**Problem to solve**
Show each line that has the string "колодок" in it.

**Given records**
◇ ◇ ◇

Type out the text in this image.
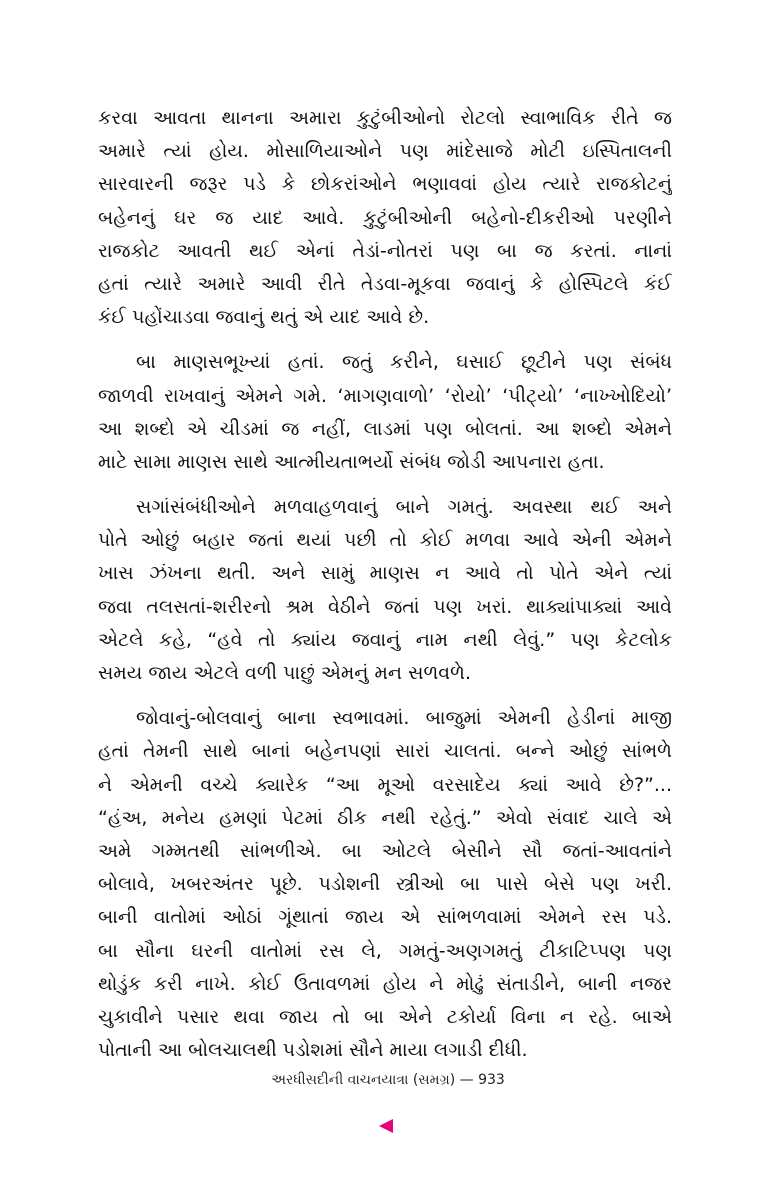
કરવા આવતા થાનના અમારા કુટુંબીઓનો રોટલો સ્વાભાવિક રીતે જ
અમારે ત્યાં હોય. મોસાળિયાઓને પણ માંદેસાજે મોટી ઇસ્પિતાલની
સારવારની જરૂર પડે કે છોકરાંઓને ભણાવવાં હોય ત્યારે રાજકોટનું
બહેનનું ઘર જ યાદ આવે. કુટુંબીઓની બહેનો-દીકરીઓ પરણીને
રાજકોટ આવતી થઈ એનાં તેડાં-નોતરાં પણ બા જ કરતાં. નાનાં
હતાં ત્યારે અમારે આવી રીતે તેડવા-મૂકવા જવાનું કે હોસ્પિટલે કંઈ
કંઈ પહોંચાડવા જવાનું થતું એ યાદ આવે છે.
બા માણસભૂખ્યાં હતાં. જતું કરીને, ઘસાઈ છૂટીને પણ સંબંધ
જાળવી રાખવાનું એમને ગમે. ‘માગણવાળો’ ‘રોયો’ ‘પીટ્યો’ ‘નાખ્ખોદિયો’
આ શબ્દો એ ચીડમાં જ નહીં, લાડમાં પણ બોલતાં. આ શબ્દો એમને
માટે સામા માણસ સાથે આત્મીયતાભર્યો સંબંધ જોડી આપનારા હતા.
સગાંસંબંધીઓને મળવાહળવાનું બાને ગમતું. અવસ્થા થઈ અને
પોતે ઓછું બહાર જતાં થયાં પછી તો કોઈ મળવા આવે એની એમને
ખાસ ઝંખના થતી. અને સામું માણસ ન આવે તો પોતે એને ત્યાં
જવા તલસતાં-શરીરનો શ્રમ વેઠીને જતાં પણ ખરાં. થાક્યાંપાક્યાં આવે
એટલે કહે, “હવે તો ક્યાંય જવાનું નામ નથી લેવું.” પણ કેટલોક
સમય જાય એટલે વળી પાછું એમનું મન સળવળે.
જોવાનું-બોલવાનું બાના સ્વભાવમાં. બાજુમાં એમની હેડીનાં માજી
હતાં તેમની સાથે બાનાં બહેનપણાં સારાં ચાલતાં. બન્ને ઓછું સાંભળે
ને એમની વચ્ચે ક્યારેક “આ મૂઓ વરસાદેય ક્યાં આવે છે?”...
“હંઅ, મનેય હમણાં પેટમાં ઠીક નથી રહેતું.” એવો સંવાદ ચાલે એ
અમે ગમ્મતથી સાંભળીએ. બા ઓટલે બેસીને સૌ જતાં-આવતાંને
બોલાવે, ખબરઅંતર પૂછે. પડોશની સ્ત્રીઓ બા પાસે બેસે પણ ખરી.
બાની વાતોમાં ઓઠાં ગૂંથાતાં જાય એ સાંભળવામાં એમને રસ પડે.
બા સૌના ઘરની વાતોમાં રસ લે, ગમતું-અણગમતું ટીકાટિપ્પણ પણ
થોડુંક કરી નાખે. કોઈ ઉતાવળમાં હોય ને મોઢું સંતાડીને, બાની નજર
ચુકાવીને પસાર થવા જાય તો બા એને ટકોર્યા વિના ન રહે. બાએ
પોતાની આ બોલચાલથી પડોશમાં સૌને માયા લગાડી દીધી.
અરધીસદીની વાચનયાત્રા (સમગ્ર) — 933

◇ ◇ ◇

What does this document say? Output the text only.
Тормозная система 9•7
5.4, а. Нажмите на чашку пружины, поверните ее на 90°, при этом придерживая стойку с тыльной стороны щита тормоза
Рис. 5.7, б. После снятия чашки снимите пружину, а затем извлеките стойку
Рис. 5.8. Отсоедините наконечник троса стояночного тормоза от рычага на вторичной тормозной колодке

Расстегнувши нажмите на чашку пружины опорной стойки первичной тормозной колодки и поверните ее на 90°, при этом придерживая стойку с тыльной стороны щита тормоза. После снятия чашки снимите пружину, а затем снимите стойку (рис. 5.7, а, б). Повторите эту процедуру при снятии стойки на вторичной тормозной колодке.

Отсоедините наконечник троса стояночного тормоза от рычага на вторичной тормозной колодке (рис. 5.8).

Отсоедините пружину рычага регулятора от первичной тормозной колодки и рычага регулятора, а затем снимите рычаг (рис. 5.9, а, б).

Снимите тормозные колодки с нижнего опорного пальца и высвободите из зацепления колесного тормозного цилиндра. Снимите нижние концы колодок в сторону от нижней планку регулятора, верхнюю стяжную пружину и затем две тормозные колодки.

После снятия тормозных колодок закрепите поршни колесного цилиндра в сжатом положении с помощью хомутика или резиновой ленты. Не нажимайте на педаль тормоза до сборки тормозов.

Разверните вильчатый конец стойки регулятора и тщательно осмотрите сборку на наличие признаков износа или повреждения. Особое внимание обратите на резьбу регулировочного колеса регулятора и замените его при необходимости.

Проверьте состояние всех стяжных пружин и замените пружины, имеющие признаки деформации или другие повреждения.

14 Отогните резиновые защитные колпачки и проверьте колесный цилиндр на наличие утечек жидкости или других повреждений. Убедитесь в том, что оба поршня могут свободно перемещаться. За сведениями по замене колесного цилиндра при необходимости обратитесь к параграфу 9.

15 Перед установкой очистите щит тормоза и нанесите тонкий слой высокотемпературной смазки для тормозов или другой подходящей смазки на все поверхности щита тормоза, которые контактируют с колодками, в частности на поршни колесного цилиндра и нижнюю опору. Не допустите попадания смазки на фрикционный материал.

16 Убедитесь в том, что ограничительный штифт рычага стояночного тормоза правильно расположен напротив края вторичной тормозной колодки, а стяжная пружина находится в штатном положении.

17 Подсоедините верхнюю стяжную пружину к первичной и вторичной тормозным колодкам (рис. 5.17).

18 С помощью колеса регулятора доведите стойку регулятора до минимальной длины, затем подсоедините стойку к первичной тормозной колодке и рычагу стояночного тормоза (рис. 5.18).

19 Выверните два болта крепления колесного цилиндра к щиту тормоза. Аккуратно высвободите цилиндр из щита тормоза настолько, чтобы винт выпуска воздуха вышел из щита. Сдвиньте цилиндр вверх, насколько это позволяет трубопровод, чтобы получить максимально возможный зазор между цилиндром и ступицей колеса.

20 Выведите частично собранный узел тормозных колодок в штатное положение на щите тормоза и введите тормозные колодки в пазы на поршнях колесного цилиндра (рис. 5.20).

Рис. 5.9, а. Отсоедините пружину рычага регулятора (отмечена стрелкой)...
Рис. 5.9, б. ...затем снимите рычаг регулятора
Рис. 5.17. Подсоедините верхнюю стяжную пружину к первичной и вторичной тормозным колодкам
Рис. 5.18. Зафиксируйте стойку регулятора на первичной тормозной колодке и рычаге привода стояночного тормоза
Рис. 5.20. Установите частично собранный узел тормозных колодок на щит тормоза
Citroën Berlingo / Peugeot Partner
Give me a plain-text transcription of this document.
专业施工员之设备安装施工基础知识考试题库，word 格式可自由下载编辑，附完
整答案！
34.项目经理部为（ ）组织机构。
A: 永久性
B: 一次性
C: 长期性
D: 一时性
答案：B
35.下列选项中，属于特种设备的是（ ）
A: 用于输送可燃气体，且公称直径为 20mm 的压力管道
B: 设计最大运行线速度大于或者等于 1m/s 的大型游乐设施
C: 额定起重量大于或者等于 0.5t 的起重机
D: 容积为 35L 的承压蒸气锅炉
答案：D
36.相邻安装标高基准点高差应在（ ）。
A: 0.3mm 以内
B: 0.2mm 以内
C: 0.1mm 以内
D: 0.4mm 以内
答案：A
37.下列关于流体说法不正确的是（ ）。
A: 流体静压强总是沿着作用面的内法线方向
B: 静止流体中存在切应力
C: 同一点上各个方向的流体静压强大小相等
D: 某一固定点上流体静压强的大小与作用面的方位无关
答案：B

◇ ◇ ◇

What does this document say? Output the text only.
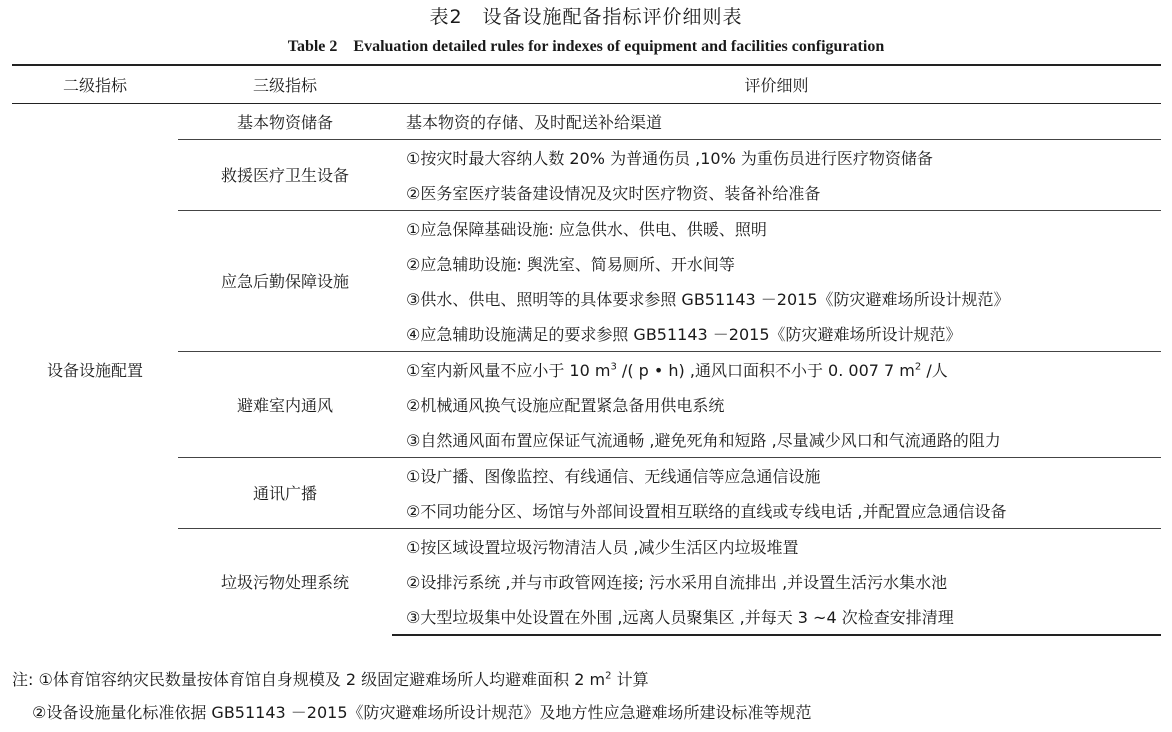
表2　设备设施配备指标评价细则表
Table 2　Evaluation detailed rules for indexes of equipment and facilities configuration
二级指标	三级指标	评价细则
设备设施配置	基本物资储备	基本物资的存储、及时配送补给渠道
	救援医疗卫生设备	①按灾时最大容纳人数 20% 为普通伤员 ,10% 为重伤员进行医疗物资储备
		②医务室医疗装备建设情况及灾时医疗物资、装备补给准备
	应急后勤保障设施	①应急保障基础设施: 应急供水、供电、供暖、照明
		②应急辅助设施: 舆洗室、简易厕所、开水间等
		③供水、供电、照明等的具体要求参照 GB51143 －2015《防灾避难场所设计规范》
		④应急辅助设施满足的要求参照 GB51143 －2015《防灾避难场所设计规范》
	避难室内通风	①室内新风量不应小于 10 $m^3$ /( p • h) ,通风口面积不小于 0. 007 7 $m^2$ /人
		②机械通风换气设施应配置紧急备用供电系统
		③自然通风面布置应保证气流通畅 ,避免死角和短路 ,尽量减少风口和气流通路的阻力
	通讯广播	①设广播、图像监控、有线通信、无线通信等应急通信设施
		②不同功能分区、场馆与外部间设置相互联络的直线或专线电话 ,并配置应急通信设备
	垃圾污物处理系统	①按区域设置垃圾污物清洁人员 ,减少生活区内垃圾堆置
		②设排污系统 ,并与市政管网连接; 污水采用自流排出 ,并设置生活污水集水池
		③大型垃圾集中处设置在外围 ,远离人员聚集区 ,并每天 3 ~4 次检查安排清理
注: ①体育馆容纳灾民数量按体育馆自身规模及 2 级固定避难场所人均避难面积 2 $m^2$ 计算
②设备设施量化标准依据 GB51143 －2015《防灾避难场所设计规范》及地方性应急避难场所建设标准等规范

◇ ◇ ◇

**The output**
Снимите тормозные колодки с нижнего опорного пальца и высвободите из зацепления колесного тормозного цилиндра. Снимите нижние концы колодок в сторону от нижней планку регулятора, верхнюю стяжную пружину и затем две тормозные колодки.
После снятия тормозных колодок закрепите поршни колесного цилиндра в сжатом положении с помощью хомутика или резиновой ленты. Не нажимайте на педаль тормоза до сборки тормозов.
20 Выведите частично собранный узел тормозных колодок в штатное положение на щите тормоза и введите тормозные колодки в пазы на поршнях колесного цилиндра (рис. 5.20).
Рис. 5.20. Установите частично собранный узел тормозных колодок на щит тормоза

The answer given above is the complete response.